-- Study material follows --

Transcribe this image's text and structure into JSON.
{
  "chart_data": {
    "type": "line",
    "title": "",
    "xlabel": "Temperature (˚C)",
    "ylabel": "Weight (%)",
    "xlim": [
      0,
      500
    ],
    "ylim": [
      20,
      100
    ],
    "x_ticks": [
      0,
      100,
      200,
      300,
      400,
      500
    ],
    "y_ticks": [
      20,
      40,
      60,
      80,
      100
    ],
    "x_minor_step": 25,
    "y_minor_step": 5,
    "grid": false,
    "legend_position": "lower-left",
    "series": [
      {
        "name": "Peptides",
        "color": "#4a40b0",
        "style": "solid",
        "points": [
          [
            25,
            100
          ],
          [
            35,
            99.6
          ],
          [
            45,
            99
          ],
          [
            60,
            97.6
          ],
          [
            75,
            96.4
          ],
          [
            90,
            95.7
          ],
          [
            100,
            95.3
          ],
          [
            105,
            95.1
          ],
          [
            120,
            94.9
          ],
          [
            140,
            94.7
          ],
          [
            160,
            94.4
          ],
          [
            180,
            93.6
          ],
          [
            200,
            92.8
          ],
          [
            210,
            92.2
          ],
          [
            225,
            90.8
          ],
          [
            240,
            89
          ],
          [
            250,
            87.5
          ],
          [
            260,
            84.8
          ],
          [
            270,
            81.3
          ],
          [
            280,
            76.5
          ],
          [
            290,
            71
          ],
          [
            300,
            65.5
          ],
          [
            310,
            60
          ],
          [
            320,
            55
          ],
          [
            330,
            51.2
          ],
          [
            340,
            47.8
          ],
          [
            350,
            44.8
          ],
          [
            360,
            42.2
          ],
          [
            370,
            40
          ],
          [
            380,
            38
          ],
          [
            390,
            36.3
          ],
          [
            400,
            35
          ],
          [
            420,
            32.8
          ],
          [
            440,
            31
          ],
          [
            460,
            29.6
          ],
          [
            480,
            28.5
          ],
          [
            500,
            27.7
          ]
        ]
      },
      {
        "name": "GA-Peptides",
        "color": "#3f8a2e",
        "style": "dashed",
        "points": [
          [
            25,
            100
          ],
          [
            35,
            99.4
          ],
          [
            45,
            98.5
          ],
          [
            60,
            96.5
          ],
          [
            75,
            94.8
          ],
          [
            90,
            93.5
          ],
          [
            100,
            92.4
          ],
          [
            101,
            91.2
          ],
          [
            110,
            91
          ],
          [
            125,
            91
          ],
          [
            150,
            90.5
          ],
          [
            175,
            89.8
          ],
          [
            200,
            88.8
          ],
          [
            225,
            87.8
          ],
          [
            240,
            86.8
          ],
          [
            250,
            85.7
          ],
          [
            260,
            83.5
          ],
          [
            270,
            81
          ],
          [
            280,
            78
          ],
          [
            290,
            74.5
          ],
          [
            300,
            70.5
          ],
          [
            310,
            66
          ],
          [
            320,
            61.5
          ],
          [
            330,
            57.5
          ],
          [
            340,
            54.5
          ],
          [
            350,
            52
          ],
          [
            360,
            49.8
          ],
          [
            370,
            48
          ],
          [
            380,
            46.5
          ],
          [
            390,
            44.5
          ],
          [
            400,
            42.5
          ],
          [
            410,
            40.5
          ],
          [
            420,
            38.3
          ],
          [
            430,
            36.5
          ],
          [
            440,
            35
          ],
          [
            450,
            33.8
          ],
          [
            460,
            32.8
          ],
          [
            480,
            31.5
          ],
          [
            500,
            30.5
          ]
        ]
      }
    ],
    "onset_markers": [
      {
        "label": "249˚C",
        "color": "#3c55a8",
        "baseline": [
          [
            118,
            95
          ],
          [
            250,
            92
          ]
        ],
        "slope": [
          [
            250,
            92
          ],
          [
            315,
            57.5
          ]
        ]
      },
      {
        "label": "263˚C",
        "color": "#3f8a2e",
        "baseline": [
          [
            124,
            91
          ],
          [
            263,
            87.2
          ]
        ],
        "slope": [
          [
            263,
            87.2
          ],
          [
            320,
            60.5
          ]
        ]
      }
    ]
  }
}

-- Study material concluded --

▶ _How to complete this task_
When a line above includes the word "color", please list that line.

▶ _Written reply_
        "color": "#4a40b0",
        "color": "#3f8a2e",
        "color": "#3c55a8",
        "color": "#3f8a2e",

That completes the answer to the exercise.